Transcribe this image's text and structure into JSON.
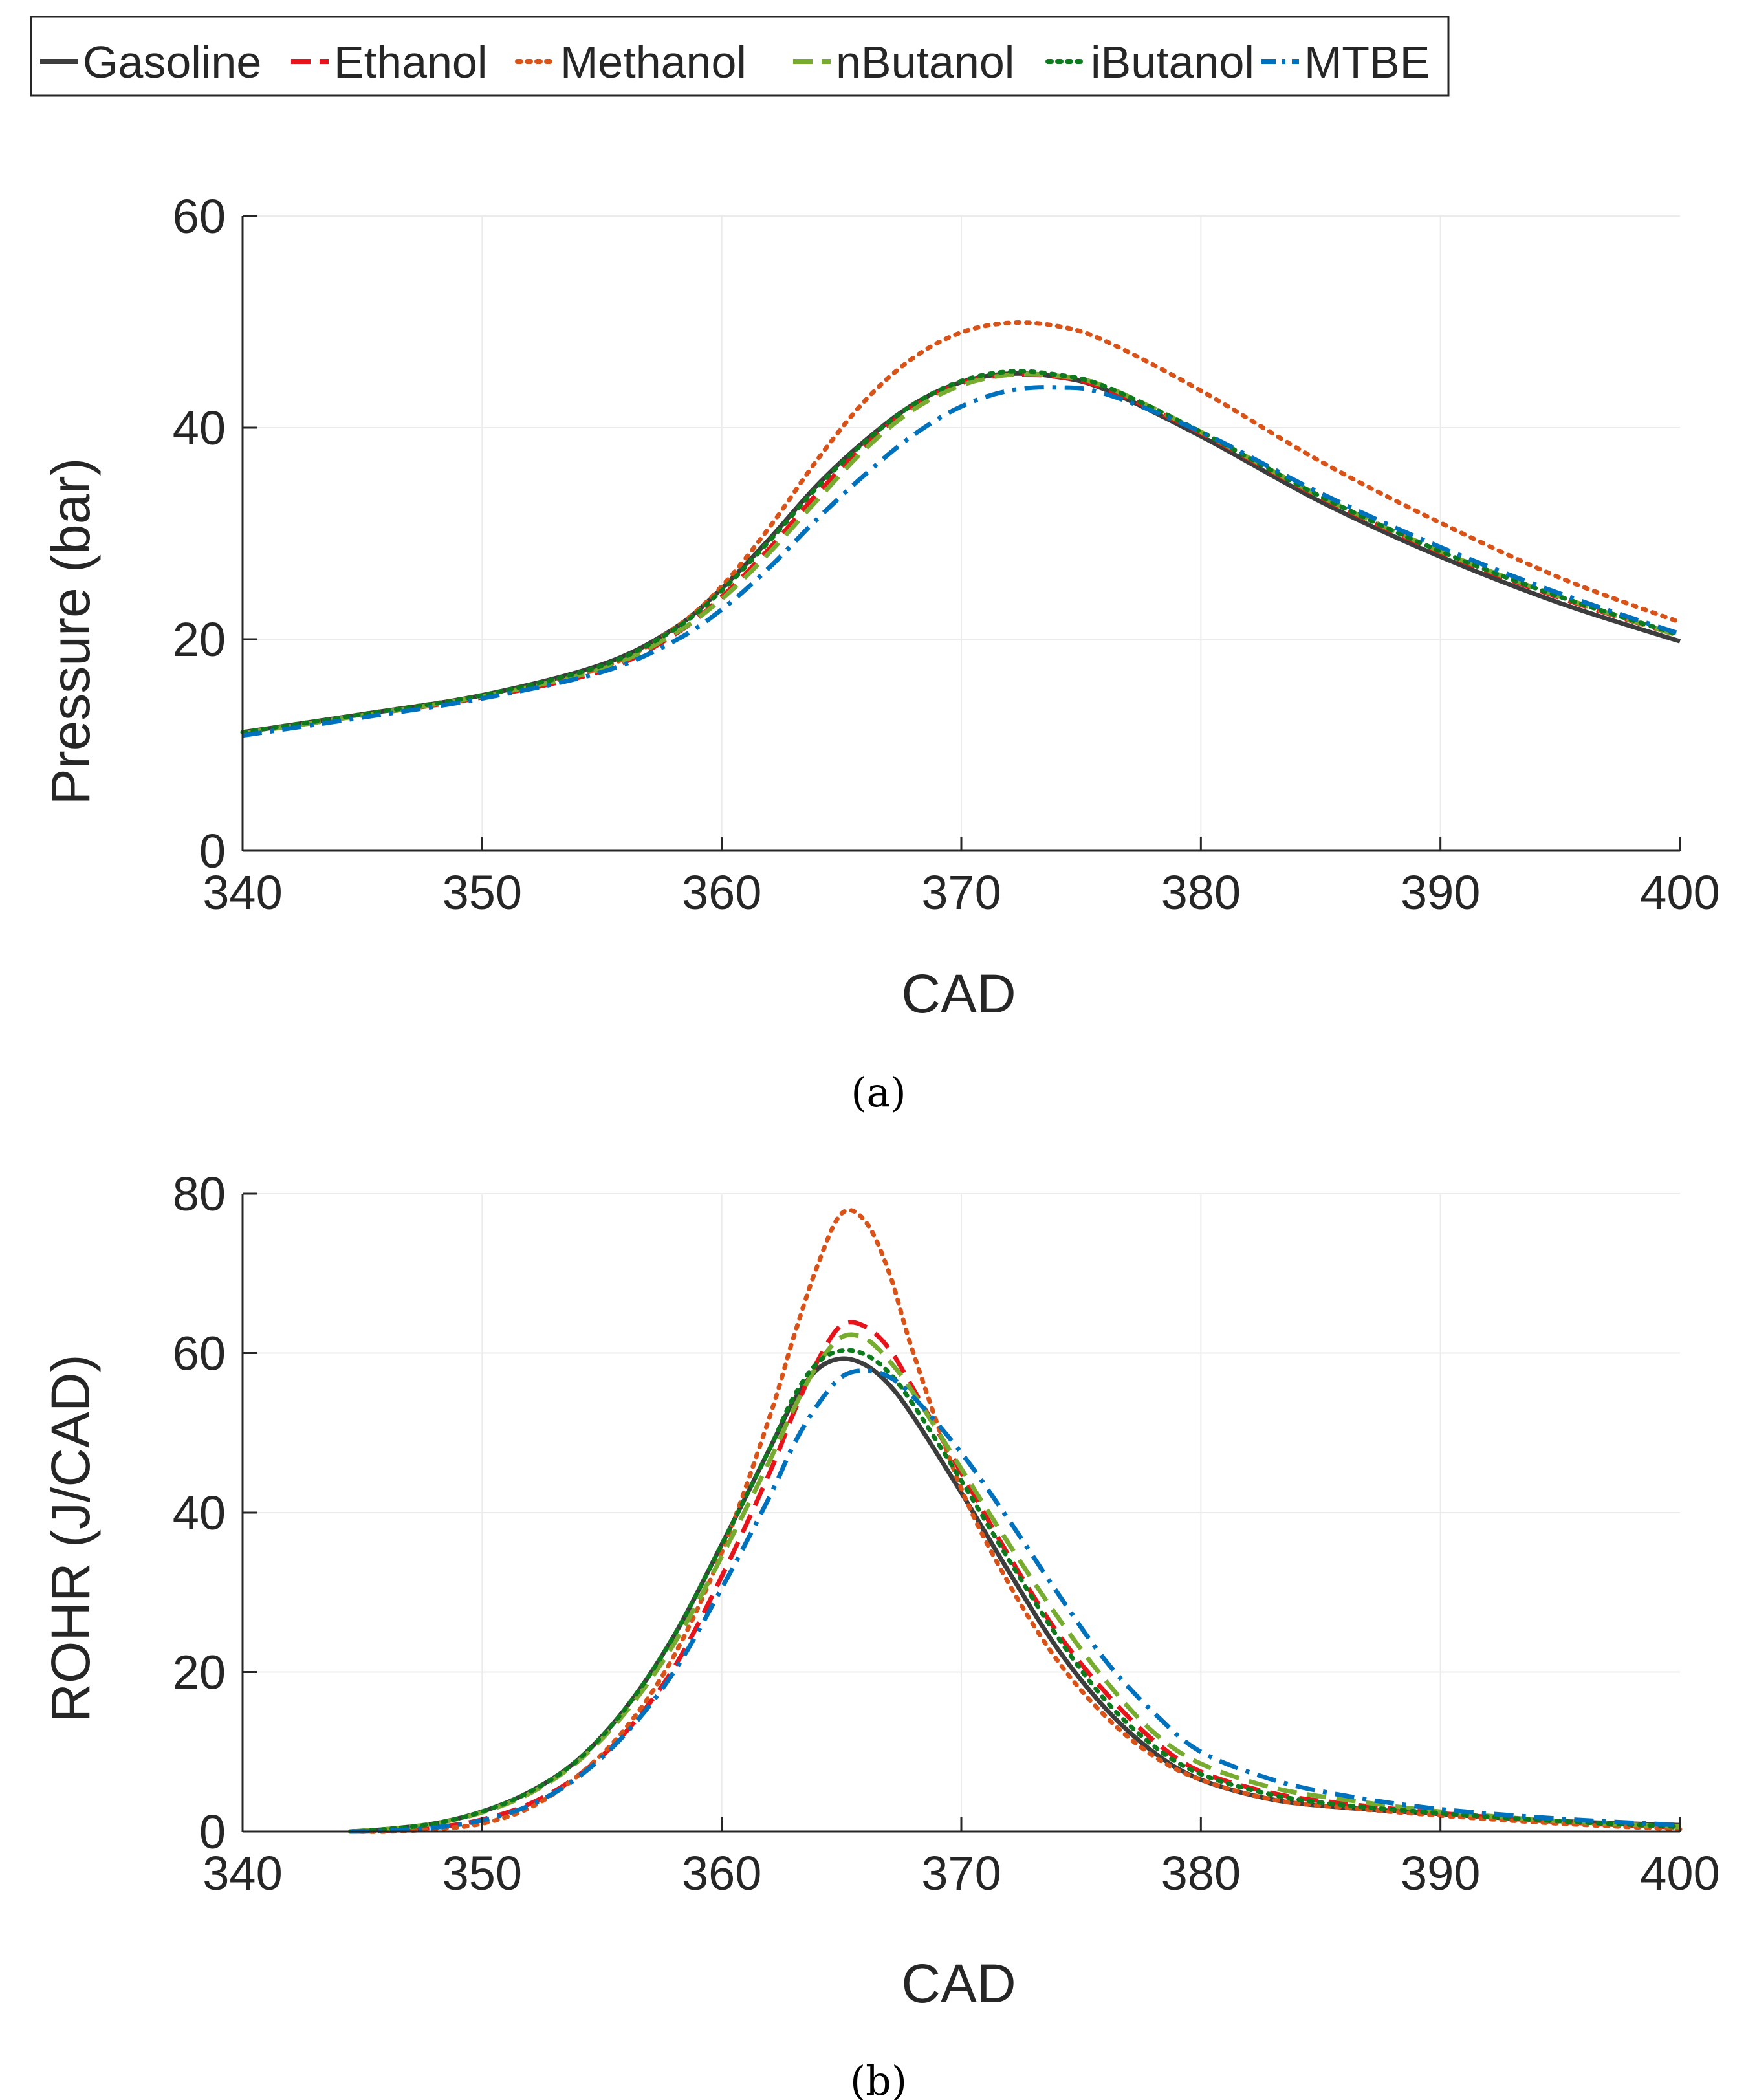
{
  "legend": {
    "entries": [
      {
        "name": "Gasoline",
        "color": "#3d3d3d",
        "dash": "solid"
      },
      {
        "name": "Ethanol",
        "color": "#e8141b",
        "dash": "dashed"
      },
      {
        "name": "Methanol",
        "color": "#d95319",
        "dash": "dotted"
      },
      {
        "name": "nButanol",
        "color": "#77ac30",
        "dash": "dashed"
      },
      {
        "name": "iButanol",
        "color": "#0e7a1e",
        "dash": "dotted"
      },
      {
        "name": "MTBE",
        "color": "#0072bd",
        "dash": "dashdot"
      }
    ]
  },
  "chart_data": [
    {
      "type": "line",
      "caption": "(a)",
      "title": "",
      "xlabel": "CAD",
      "ylabel": "Pressure (bar)",
      "xlim": [
        340,
        400
      ],
      "ylim": [
        0,
        60
      ],
      "xticks": [
        340,
        350,
        360,
        370,
        380,
        390,
        400
      ],
      "yticks": [
        0,
        20,
        40,
        60
      ],
      "grid": true,
      "x": [
        340,
        345,
        350,
        355,
        358,
        360,
        362,
        364,
        366,
        368,
        370,
        372,
        374,
        376,
        380,
        385,
        390,
        395,
        400
      ],
      "series": [
        {
          "name": "Gasoline",
          "values": [
            11.2,
            12.9,
            14.7,
            17.6,
            21.0,
            24.8,
            29.5,
            34.6,
            38.8,
            42.2,
            44.3,
            45.1,
            44.8,
            43.6,
            39.2,
            33.0,
            27.8,
            23.4,
            19.8
          ]
        },
        {
          "name": "Ethanol",
          "values": [
            11.1,
            12.8,
            14.5,
            17.0,
            20.4,
            24.0,
            28.6,
            33.8,
            38.4,
            42.0,
            44.2,
            45.0,
            44.8,
            43.7,
            39.5,
            33.4,
            28.2,
            23.9,
            20.3
          ]
        },
        {
          "name": "Methanol",
          "values": [
            11.2,
            12.9,
            14.7,
            17.3,
            21.0,
            25.0,
            30.6,
            37.0,
            42.6,
            46.6,
            49.0,
            49.9,
            49.6,
            48.2,
            43.5,
            36.8,
            31.0,
            25.8,
            21.6
          ]
        },
        {
          "name": "nButanol",
          "values": [
            11.1,
            12.8,
            14.6,
            17.2,
            20.5,
            23.8,
            28.2,
            33.2,
            38.0,
            41.7,
            44.0,
            45.0,
            44.9,
            43.9,
            39.6,
            33.5,
            28.3,
            24.0,
            20.3
          ]
        },
        {
          "name": "iButanol",
          "values": [
            11.2,
            12.9,
            14.7,
            17.5,
            20.9,
            24.6,
            29.3,
            34.4,
            38.7,
            42.2,
            44.4,
            45.3,
            45.0,
            43.9,
            39.6,
            33.5,
            28.3,
            24.0,
            20.4
          ]
        },
        {
          "name": "MTBE",
          "values": [
            10.9,
            12.6,
            14.4,
            16.9,
            19.8,
            22.8,
            26.8,
            31.4,
            35.6,
            39.3,
            42.0,
            43.5,
            43.8,
            43.2,
            39.6,
            33.8,
            28.7,
            24.3,
            20.5
          ]
        }
      ]
    },
    {
      "type": "line",
      "caption": "(b)",
      "title": "",
      "xlabel": "CAD",
      "ylabel": "ROHR (J/CAD)",
      "xlim": [
        340,
        400
      ],
      "ylim": [
        0,
        80
      ],
      "xticks": [
        340,
        350,
        360,
        370,
        380,
        390,
        400
      ],
      "yticks": [
        0,
        20,
        40,
        60,
        80
      ],
      "grid": true,
      "x": [
        344.5,
        346,
        348,
        350,
        352,
        354,
        356,
        358,
        360,
        362,
        363,
        364,
        365,
        366,
        367,
        368,
        370,
        372,
        374,
        376,
        378,
        380,
        383,
        386,
        390,
        395,
        400
      ],
      "series": [
        {
          "name": "Gasoline",
          "values": [
            0,
            0.3,
            1.0,
            2.5,
            5.0,
            9.0,
            15.5,
            24.5,
            36.0,
            48.0,
            54.0,
            58.0,
            59.3,
            58.5,
            56.0,
            52.0,
            42.5,
            32.5,
            23.0,
            15.5,
            10.0,
            6.5,
            4.0,
            3.0,
            2.2,
            1.3,
            0.8
          ]
        },
        {
          "name": "Ethanol",
          "values": [
            0,
            0.1,
            0.5,
            1.5,
            3.5,
            7.0,
            12.5,
            20.5,
            32.0,
            45.0,
            52.5,
            59.0,
            63.5,
            63.3,
            60.5,
            55.5,
            45.0,
            34.5,
            25.0,
            17.5,
            11.5,
            7.5,
            4.8,
            3.5,
            2.3,
            1.2,
            0.5
          ]
        },
        {
          "name": "Methanol",
          "values": [
            0,
            0.0,
            0.3,
            1.0,
            3.0,
            7.0,
            13.0,
            22.0,
            35.0,
            52.0,
            62.0,
            71.0,
            77.5,
            76.5,
            70.0,
            60.0,
            43.0,
            31.0,
            21.5,
            14.5,
            9.5,
            6.5,
            4.0,
            3.0,
            2.0,
            1.0,
            0.3
          ]
        },
        {
          "name": "nButanol",
          "values": [
            0,
            0.3,
            1.0,
            2.4,
            4.8,
            8.8,
            15.0,
            23.5,
            34.5,
            46.5,
            53.0,
            58.5,
            62.0,
            61.8,
            59.0,
            55.0,
            45.5,
            36.0,
            27.0,
            19.0,
            12.5,
            8.5,
            5.5,
            4.0,
            2.5,
            1.3,
            0.6
          ]
        },
        {
          "name": "iButanol",
          "values": [
            0,
            0.3,
            1.0,
            2.5,
            5.0,
            9.0,
            15.5,
            24.5,
            36.0,
            48.0,
            54.5,
            58.8,
            60.3,
            59.8,
            57.5,
            53.5,
            44.0,
            34.0,
            24.5,
            16.5,
            10.8,
            7.2,
            4.6,
            3.3,
            2.3,
            1.3,
            0.6
          ]
        },
        {
          "name": "MTBE",
          "values": [
            0,
            0.1,
            0.5,
            1.4,
            3.3,
            6.8,
            12.3,
            20.0,
            30.5,
            42.0,
            48.5,
            53.5,
            57.0,
            57.8,
            57.0,
            54.5,
            47.5,
            39.0,
            30.0,
            21.5,
            15.0,
            10.0,
            6.5,
            4.5,
            2.8,
            1.6,
            0.8
          ]
        }
      ]
    }
  ]
}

■ ■ ■ ■ ■ ■ ■

- _Written problem_
Reproduce each entry precisely. Leave the pictures out.

- _Answer below_
Transcribe this image's text and structure into JSON.
{
  "legend": {
    "entries": [
      {
        "name": "Gasoline",
        "color": "#3d3d3d",
        "dash": "solid"
      },
      {
        "name": "Ethanol",
        "color": "#e8141b",
        "dash": "dashed"
      },
      {
        "name": "Methanol",
        "color": "#d95319",
        "dash": "dotted"
      },
      {
        "name": "nButanol",
        "color": "#77ac30",
        "dash": "dashed"
      },
      {
        "name": "iButanol",
        "color": "#0e7a1e",
        "dash": "dotted"
      },
      {
        "name": "MTBE",
        "color": "#0072bd",
        "dash": "dashdot"
      }
    ]
  },
  "chart_data": [
    {
      "type": "line",
      "caption": "(a)",
      "title": "",
      "xlabel": "CAD",
      "ylabel": "Pressure (bar)",
      "xlim": [
        340,
        400
      ],
      "ylim": [
        0,
        60
      ],
      "xticks": [
        340,
        350,
        360,
        370,
        380,
        390,
        400
      ],
      "yticks": [
        0,
        20,
        40,
        60
      ],
      "grid": true,
      "x": [
        340,
        345,
        350,
        355,
        358,
        360,
        362,
        364,
        366,
        368,
        370,
        372,
        374,
        376,
        380,
        385,
        390,
        395,
        400
      ],
      "series": [
        {
          "name": "Gasoline",
          "values": [
            11.2,
            12.9,
            14.7,
            17.6,
            21.0,
            24.8,
            29.5,
            34.6,
            38.8,
            42.2,
            44.3,
            45.1,
            44.8,
            43.6,
            39.2,
            33.0,
            27.8,
            23.4,
            19.8
          ]
        },
        {
          "name": "Ethanol",
          "values": [
            11.1,
            12.8,
            14.5,
            17.0,
            20.4,
            24.0,
            28.6,
            33.8,
            38.4,
            42.0,
            44.2,
            45.0,
            44.8,
            43.7,
            39.5,
            33.4,
            28.2,
            23.9,
            20.3
          ]
        },
        {
          "name": "Methanol",
          "values": [
            11.2,
            12.9,
            14.7,
            17.3,
            21.0,
            25.0,
            30.6,
            37.0,
            42.6,
            46.6,
            49.0,
            49.9,
            49.6,
            48.2,
            43.5,
            36.8,
            31.0,
            25.8,
            21.6
          ]
        },
        {
          "name": "nButanol",
          "values": [
            11.1,
            12.8,
            14.6,
            17.2,
            20.5,
            23.8,
            28.2,
            33.2,
            38.0,
            41.7,
            44.0,
            45.0,
            44.9,
            43.9,
            39.6,
            33.5,
            28.3,
            24.0,
            20.3
          ]
        },
        {
          "name": "iButanol",
          "values": [
            11.2,
            12.9,
            14.7,
            17.5,
            20.9,
            24.6,
            29.3,
            34.4,
            38.7,
            42.2,
            44.4,
            45.3,
            45.0,
            43.9,
            39.6,
            33.5,
            28.3,
            24.0,
            20.4
          ]
        },
        {
          "name": "MTBE",
          "values": [
            10.9,
            12.6,
            14.4,
            16.9,
            19.8,
            22.8,
            26.8,
            31.4,
            35.6,
            39.3,
            42.0,
            43.5,
            43.8,
            43.2,
            39.6,
            33.8,
            28.7,
            24.3,
            20.5
          ]
        }
      ]
    },
    {
      "type": "line",
      "caption": "(b)",
      "title": "",
      "xlabel": "CAD",
      "ylabel": "ROHR (J/CAD)",
      "xlim": [
        340,
        400
      ],
      "ylim": [
        0,
        80
      ],
      "xticks": [
        340,
        350,
        360,
        370,
        380,
        390,
        400
      ],
      "yticks": [
        0,
        20,
        40,
        60,
        80
      ],
      "grid": true,
      "x": [
        344.5,
        346,
        348,
        350,
        352,
        354,
        356,
        358,
        360,
        362,
        363,
        364,
        365,
        366,
        367,
        368,
        370,
        372,
        374,
        376,
        378,
        380,
        383,
        386,
        390,
        395,
        400
      ],
      "series": [
        {
          "name": "Gasoline",
          "values": [
            0,
            0.3,
            1.0,
            2.5,
            5.0,
            9.0,
            15.5,
            24.5,
            36.0,
            48.0,
            54.0,
            58.0,
            59.3,
            58.5,
            56.0,
            52.0,
            42.5,
            32.5,
            23.0,
            15.5,
            10.0,
            6.5,
            4.0,
            3.0,
            2.2,
            1.3,
            0.8
          ]
        },
        {
          "name": "Ethanol",
          "values": [
            0,
            0.1,
            0.5,
            1.5,
            3.5,
            7.0,
            12.5,
            20.5,
            32.0,
            45.0,
            52.5,
            59.0,
            63.5,
            63.3,
            60.5,
            55.5,
            45.0,
            34.5,
            25.0,
            17.5,
            11.5,
            7.5,
            4.8,
            3.5,
            2.3,
            1.2,
            0.5
          ]
        },
        {
          "name": "Methanol",
          "values": [
            0,
            0.0,
            0.3,
            1.0,
            3.0,
            7.0,
            13.0,
            22.0,
            35.0,
            52.0,
            62.0,
            71.0,
            77.5,
            76.5,
            70.0,
            60.0,
            43.0,
            31.0,
            21.5,
            14.5,
            9.5,
            6.5,
            4.0,
            3.0,
            2.0,
            1.0,
            0.3
          ]
        },
        {
          "name": "nButanol",
          "values": [
            0,
            0.3,
            1.0,
            2.4,
            4.8,
            8.8,
            15.0,
            23.5,
            34.5,
            46.5,
            53.0,
            58.5,
            62.0,
            61.8,
            59.0,
            55.0,
            45.5,
            36.0,
            27.0,
            19.0,
            12.5,
            8.5,
            5.5,
            4.0,
            2.5,
            1.3,
            0.6
          ]
        },
        {
          "name": "iButanol",
          "values": [
            0,
            0.3,
            1.0,
            2.5,
            5.0,
            9.0,
            15.5,
            24.5,
            36.0,
            48.0,
            54.5,
            58.8,
            60.3,
            59.8,
            57.5,
            53.5,
            44.0,
            34.0,
            24.5,
            16.5,
            10.8,
            7.2,
            4.6,
            3.3,
            2.3,
            1.3,
            0.6
          ]
        },
        {
          "name": "MTBE",
          "values": [
            0,
            0.1,
            0.5,
            1.4,
            3.3,
            6.8,
            12.3,
            20.0,
            30.5,
            42.0,
            48.5,
            53.5,
            57.0,
            57.8,
            57.0,
            54.5,
            47.5,
            39.0,
            30.0,
            21.5,
            15.0,
            10.0,
            6.5,
            4.5,
            2.8,
            1.6,
            0.8
          ]
        }
      ]
    }
  ]
}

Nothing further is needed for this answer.